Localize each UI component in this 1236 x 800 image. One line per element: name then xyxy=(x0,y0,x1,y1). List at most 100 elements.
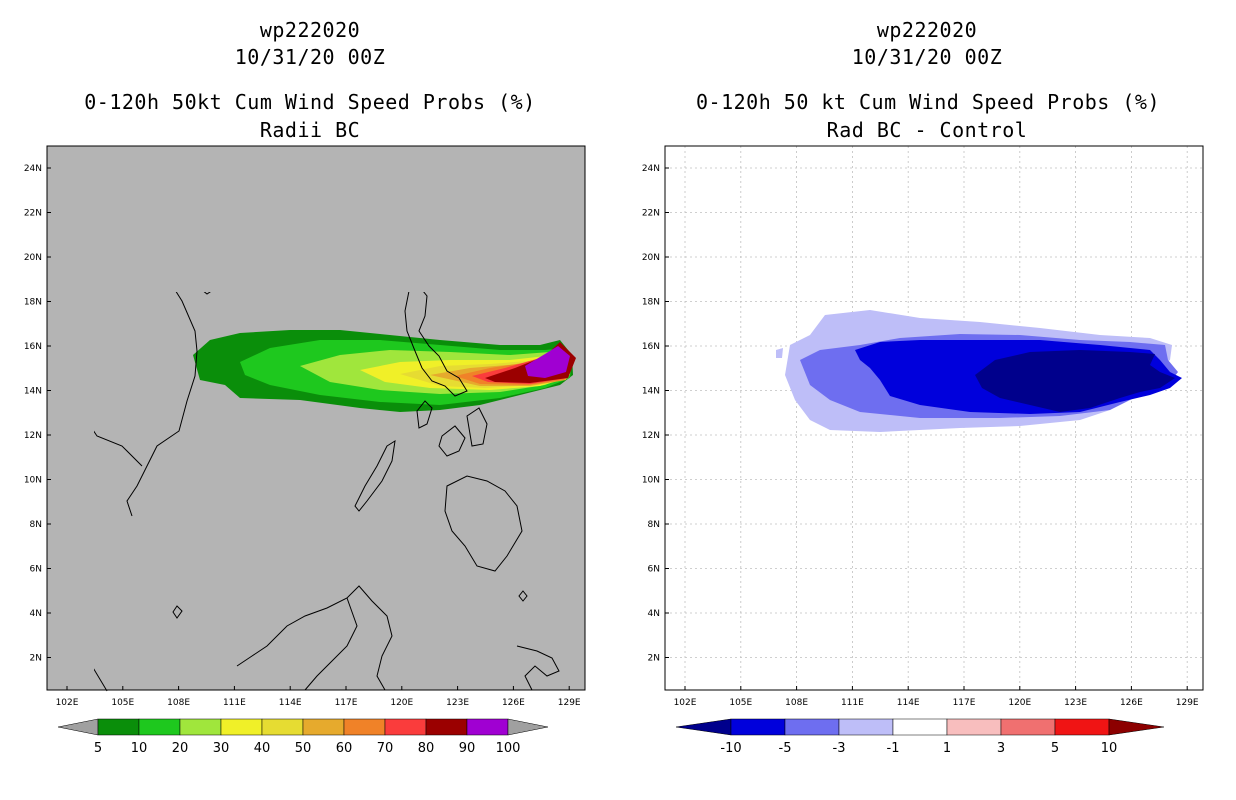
left-colorbar-label: 40 xyxy=(254,741,271,756)
right-lat-label: 22N xyxy=(642,209,660,219)
left-map-background xyxy=(47,146,585,690)
right-title-product: 0-120h 50 kt Cum Wind Speed Probs (%) xyxy=(695,90,1161,114)
left-lat-label: 16N xyxy=(24,342,42,352)
left-colorbar-swatch xyxy=(220,718,263,736)
right-colorbar: -10 -5 -3 -1 1 3 5 10 xyxy=(675,718,1165,756)
right-colorbar-label: -10 xyxy=(720,741,741,756)
right-colorbar-swatch xyxy=(946,718,1002,736)
left-lat-label: 6N xyxy=(30,565,42,575)
left-lat-label: 2N xyxy=(30,654,42,664)
left-colorbar-label: 10 xyxy=(131,741,148,756)
right-colorbar-label: -5 xyxy=(779,741,792,756)
left-colorbar-label: 60 xyxy=(336,741,353,756)
right-lat-label: 16N xyxy=(642,342,660,352)
left-map-frame xyxy=(46,145,586,691)
left-colorbar-swatch xyxy=(261,718,304,736)
right-colorbar-label: 10 xyxy=(1101,741,1118,756)
right-colorbar-swatch xyxy=(838,718,894,736)
left-colorbar-label: 20 xyxy=(172,741,189,756)
left-lat-axis: 24N 22N 20N 18N 16N 14N 12N 10N 8N 6N 4N 2N xyxy=(24,164,51,664)
right-colorbar-label: 1 xyxy=(943,741,951,756)
left-colorbar-swatch xyxy=(384,718,427,736)
left-lon-axis: 102E 105E 108E 111E 114E 117E 120E 123E 126E 129E xyxy=(56,686,581,708)
left-lat-label: 22N xyxy=(24,209,42,219)
right-lat-label: 14N xyxy=(642,387,660,397)
left-colorbar-over xyxy=(507,718,549,736)
left-lon-label: 129E xyxy=(558,698,581,708)
right-map-frame xyxy=(664,145,1204,691)
right-lon-label: 123E xyxy=(1064,698,1087,708)
left-lat-label: 18N xyxy=(24,298,42,308)
right-title-subtitle: Rad BC - Control xyxy=(826,118,1028,142)
left-colorbar-swatch xyxy=(466,718,509,736)
left-colorbar-label: 100 xyxy=(496,741,521,756)
right-lat-label: 8N xyxy=(648,520,660,530)
left-colorbar-swatch xyxy=(97,718,140,736)
right-lat-label: 6N xyxy=(648,565,660,575)
right-colorbar-swatch xyxy=(1054,718,1110,736)
left-title-product: 0-120h 50kt Cum Wind Speed Probs (%) xyxy=(84,90,536,114)
right-colorbar-swatch xyxy=(784,718,840,736)
right-lon-label: 108E xyxy=(785,698,808,708)
left-lon-label: 123E xyxy=(446,698,469,708)
left-colorbar-swatch xyxy=(302,718,345,736)
left-lat-label: 12N xyxy=(24,431,42,441)
right-lat-label: 10N xyxy=(642,476,660,486)
right-lat-axis: 24N 22N 20N 18N 16N 14N 12N 10N 8N 6N 4N 2N xyxy=(642,164,669,664)
right-lon-axis: 102E 105E 108E 111E 114E 117E 120E 123E 126E 129E xyxy=(674,686,1199,708)
right-title-storm-id: wp222020 xyxy=(876,18,978,42)
right-colorbar-under xyxy=(675,718,732,736)
right-lon-label: 120E xyxy=(1008,698,1031,708)
left-colorbar-label: 30 xyxy=(213,741,230,756)
left-colorbar-swatch xyxy=(179,718,222,736)
left-colorbar-label: 90 xyxy=(459,741,476,756)
left-colorbar: 5 10 20 30 40 50 60 70 80 90 100 xyxy=(57,718,549,756)
left-title-date: 10/31/20 00Z xyxy=(234,45,386,69)
left-colorbar-swatch xyxy=(138,718,181,736)
left-lat-label: 14N xyxy=(24,387,42,397)
left-lon-label: 105E xyxy=(111,698,134,708)
left-lat-label: 20N xyxy=(24,253,42,263)
right-lon-label: 117E xyxy=(953,698,976,708)
left-probability-plume xyxy=(193,330,576,412)
right-lat-label: 18N xyxy=(642,298,660,308)
right-colorbar-label: 5 xyxy=(1051,741,1059,756)
right-colorbar-label: 3 xyxy=(997,741,1005,756)
left-lon-label: 111E xyxy=(223,698,246,708)
left-lat-label: 8N xyxy=(30,520,42,530)
left-lat-label: 24N xyxy=(24,164,42,174)
right-lat-label: 4N xyxy=(648,609,660,619)
right-lat-label: 24N xyxy=(642,164,660,174)
left-colorbar-swatch xyxy=(425,718,468,736)
left-colorbar-label: 80 xyxy=(418,741,435,756)
right-colorbar-swatch xyxy=(1000,718,1056,736)
right-lat-label: 20N xyxy=(642,253,660,263)
right-colorbar-label: -3 xyxy=(833,741,846,756)
right-lat-label: 2N xyxy=(648,654,660,664)
right-colorbar-swatch xyxy=(892,718,948,736)
left-lat-label: 10N xyxy=(24,476,42,486)
left-colorbar-label: 70 xyxy=(377,741,394,756)
left-colorbar-label: 50 xyxy=(295,741,312,756)
left-colorbar-label: 5 xyxy=(94,741,102,756)
right-difference-plume xyxy=(776,310,1182,432)
left-lat-label: 4N xyxy=(30,609,42,619)
left-lon-label: 120E xyxy=(390,698,413,708)
right-lon-label: 126E xyxy=(1120,698,1143,708)
right-colorbar-label: -1 xyxy=(887,741,900,756)
right-colorbar-swatch xyxy=(730,718,786,736)
right-colorbar-over xyxy=(1108,718,1165,736)
right-lon-label: 105E xyxy=(729,698,752,708)
right-lon-label: 102E xyxy=(674,698,697,708)
right-lon-label: 114E xyxy=(897,698,920,708)
left-colorbar-swatch xyxy=(343,718,386,736)
left-lon-label: 114E xyxy=(279,698,302,708)
left-lon-label: 102E xyxy=(56,698,79,708)
left-title-subtitle: Radii BC xyxy=(259,118,361,142)
right-lon-label: 111E xyxy=(841,698,864,708)
right-lat-label: 12N xyxy=(642,431,660,441)
left-colorbar-under xyxy=(57,718,99,736)
right-lon-label: 129E xyxy=(1176,698,1199,708)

Your objective:
Arrange the records between the line holding "left-colorbar-label: 40 xyxy=(254,741,271,756)" and the line holding "right-colorbar-swatch xyxy=(946,718,1002,736)", inclusive, as a Markdown table with columns Row and Line, leaving out any blank lines.

Exercise solution:
| Row | Line |
|---|---|
| 1 | left-colorbar-label: 40 xyxy=(254,741,271,756) |
| 2 | right-lat-label: 22N xyxy=(642,209,660,219) |
| 3 | left-map-background xyxy=(47,146,585,690) |
| 4 | right-title-product: 0-120h 50 kt Cum Wind Speed Probs (%) xyxy=(695,90,1161,114) |
| 5 | left-lat-label: 16N xyxy=(24,342,42,352) |
| 6 | left-colorbar-swatch xyxy=(220,718,263,736) |
| 7 | right-colorbar: -10 -5 -3 -1 1 3 5 10 xyxy=(675,718,1165,756) |
| 8 | right-colorbar-label: -10 xyxy=(720,741,741,756) |
| 9 | right-colorbar-swatch xyxy=(946,718,1002,736) |